━━ EXTRACTED INFORMATION
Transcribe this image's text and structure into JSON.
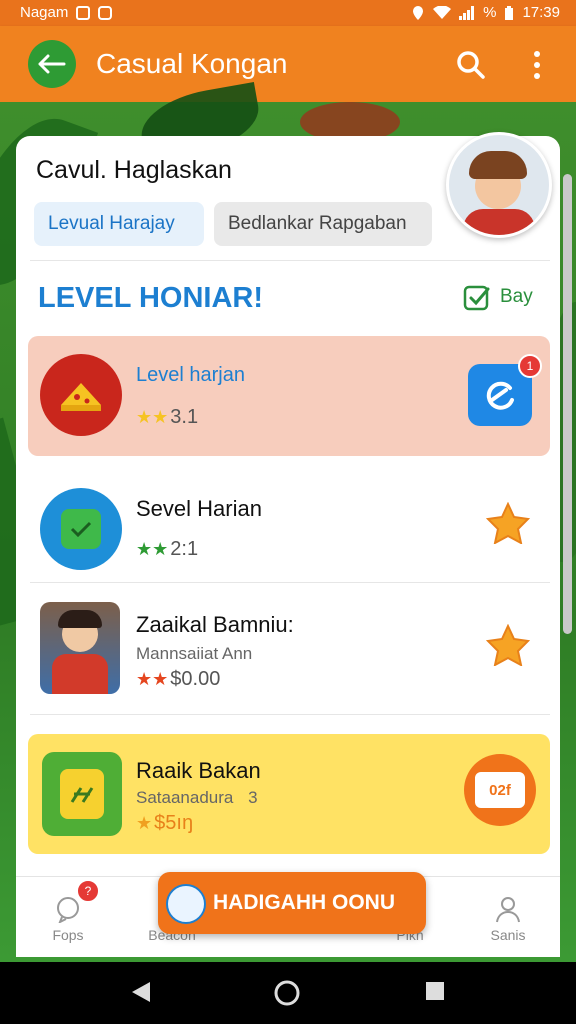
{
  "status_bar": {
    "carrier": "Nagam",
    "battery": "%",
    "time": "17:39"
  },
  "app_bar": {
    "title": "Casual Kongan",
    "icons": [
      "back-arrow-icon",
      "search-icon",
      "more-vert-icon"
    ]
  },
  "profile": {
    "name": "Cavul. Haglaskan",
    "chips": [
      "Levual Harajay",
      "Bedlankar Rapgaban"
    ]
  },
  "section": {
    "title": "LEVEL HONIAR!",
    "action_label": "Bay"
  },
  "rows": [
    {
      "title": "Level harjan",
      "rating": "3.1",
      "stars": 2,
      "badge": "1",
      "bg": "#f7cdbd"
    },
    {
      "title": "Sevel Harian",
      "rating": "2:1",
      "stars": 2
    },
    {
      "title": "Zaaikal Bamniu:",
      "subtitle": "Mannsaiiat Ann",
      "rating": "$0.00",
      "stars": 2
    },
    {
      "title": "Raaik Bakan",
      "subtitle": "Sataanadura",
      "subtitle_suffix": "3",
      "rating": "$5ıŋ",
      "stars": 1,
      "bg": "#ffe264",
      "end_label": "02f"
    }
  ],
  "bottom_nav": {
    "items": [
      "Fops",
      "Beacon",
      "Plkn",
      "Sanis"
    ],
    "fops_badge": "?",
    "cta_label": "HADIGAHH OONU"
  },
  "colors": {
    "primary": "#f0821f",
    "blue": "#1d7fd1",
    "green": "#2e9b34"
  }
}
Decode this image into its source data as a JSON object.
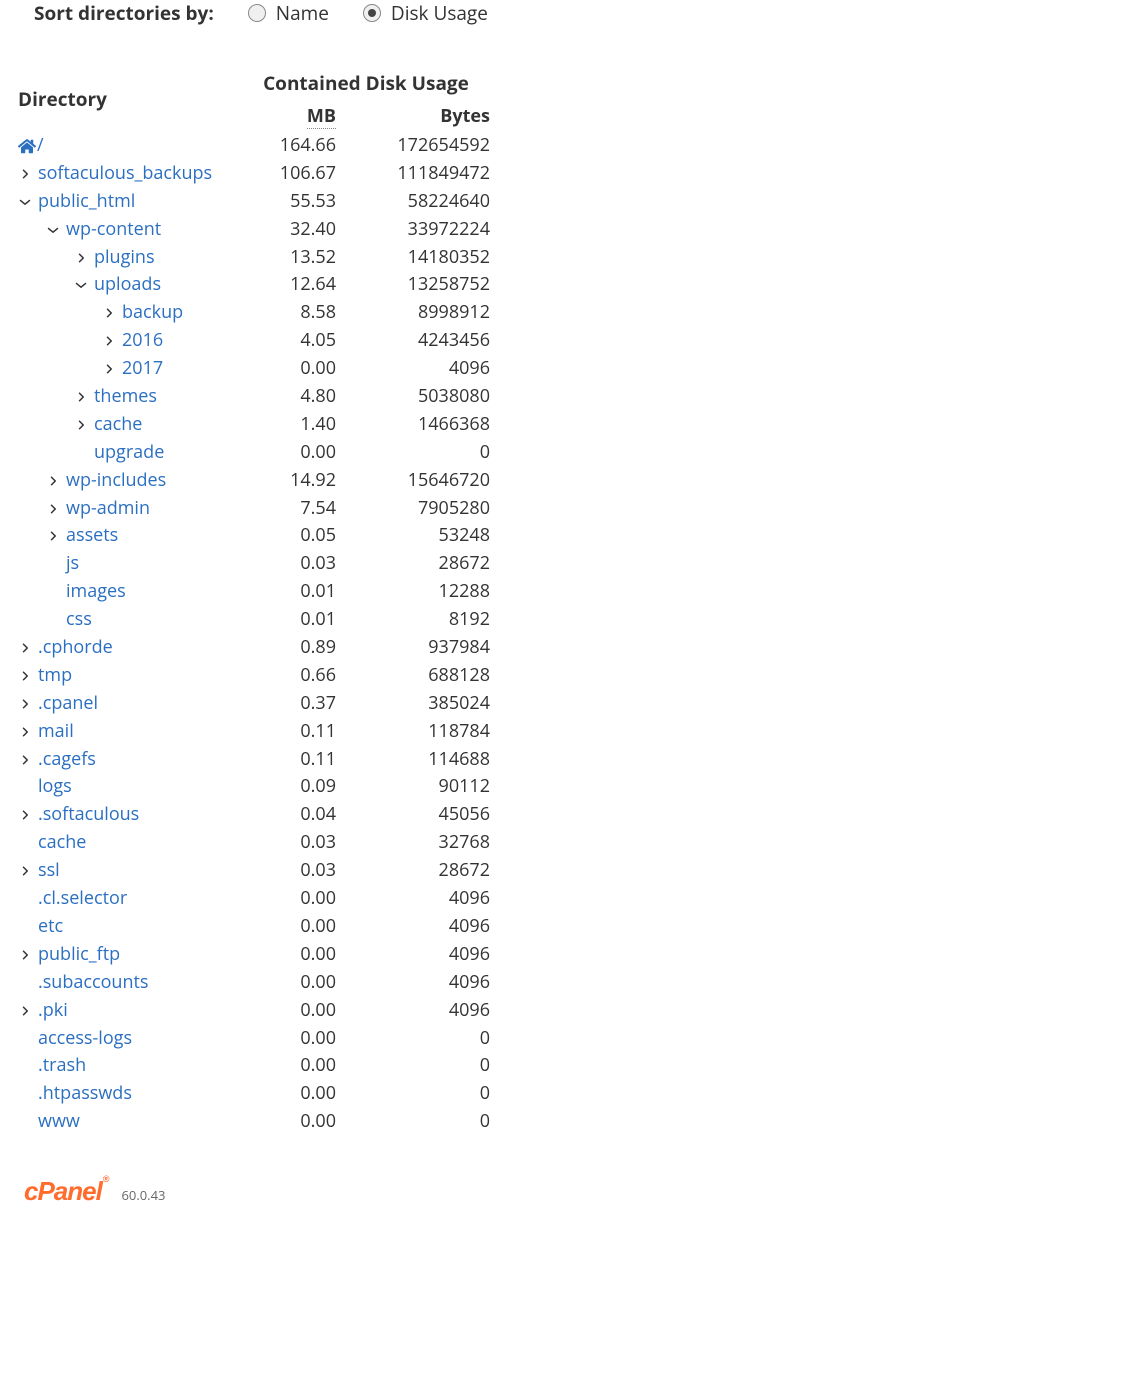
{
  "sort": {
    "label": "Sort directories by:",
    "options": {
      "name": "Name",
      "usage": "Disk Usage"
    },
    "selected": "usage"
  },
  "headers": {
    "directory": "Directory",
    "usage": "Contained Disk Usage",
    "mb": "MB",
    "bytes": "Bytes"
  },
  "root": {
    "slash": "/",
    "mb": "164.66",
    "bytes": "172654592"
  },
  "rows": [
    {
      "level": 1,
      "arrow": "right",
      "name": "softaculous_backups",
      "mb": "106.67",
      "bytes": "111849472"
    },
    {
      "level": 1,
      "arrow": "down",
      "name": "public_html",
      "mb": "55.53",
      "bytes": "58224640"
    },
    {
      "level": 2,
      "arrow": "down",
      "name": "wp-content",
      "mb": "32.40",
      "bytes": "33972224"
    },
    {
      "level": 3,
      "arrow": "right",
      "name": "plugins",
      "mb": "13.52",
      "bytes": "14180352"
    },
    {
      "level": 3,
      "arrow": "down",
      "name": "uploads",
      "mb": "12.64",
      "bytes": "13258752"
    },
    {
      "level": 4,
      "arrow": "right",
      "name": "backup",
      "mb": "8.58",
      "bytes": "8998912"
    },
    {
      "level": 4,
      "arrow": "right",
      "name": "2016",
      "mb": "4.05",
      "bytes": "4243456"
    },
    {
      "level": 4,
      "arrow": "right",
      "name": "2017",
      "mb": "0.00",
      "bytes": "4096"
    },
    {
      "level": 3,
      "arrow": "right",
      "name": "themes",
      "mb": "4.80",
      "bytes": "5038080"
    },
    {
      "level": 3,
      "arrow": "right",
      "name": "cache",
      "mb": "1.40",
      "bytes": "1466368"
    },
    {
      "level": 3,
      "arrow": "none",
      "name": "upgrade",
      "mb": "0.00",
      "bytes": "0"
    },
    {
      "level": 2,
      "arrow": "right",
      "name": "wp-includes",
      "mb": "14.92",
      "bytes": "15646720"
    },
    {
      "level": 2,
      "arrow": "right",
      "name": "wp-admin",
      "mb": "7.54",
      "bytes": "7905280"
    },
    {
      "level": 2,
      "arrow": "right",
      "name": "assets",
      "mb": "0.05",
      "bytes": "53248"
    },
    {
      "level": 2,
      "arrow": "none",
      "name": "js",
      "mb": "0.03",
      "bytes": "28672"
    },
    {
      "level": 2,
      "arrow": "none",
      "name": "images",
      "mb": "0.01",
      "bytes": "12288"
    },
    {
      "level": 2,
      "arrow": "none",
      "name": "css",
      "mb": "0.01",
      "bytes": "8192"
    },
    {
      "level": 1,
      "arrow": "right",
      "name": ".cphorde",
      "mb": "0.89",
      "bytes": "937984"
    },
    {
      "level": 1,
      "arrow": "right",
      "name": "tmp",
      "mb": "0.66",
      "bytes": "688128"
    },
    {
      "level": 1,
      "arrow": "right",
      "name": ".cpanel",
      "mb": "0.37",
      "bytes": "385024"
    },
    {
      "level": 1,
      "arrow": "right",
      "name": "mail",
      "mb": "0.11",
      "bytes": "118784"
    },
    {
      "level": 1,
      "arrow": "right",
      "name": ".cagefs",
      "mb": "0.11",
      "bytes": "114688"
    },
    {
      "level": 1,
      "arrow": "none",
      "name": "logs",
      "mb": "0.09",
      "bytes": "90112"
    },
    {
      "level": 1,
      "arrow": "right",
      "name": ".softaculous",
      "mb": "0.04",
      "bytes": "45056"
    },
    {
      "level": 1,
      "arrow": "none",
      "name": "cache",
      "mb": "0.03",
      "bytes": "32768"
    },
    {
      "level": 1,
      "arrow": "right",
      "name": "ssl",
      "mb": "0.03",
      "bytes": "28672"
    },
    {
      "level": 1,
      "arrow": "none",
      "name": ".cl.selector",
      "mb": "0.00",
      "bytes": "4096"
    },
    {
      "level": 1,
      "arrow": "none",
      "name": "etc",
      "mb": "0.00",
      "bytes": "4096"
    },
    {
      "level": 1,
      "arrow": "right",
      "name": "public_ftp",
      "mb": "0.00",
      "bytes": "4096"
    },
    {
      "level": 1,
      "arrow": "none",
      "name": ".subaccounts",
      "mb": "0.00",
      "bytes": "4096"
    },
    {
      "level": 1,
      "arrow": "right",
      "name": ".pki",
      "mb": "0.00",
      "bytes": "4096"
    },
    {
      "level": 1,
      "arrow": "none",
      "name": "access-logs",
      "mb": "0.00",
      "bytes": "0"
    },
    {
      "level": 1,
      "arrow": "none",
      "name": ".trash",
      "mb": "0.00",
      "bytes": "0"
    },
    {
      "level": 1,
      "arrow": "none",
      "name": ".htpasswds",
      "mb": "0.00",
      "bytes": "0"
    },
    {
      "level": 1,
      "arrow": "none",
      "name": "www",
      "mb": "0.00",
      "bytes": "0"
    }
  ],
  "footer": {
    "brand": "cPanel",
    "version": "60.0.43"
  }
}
━━━━
AIM.
Pull out every line of the records that includes the string "this".

COMPLETE OUTPUT.
Transcribe this image's text and structure into JSON.
Decode this image into its source data as a JSON object.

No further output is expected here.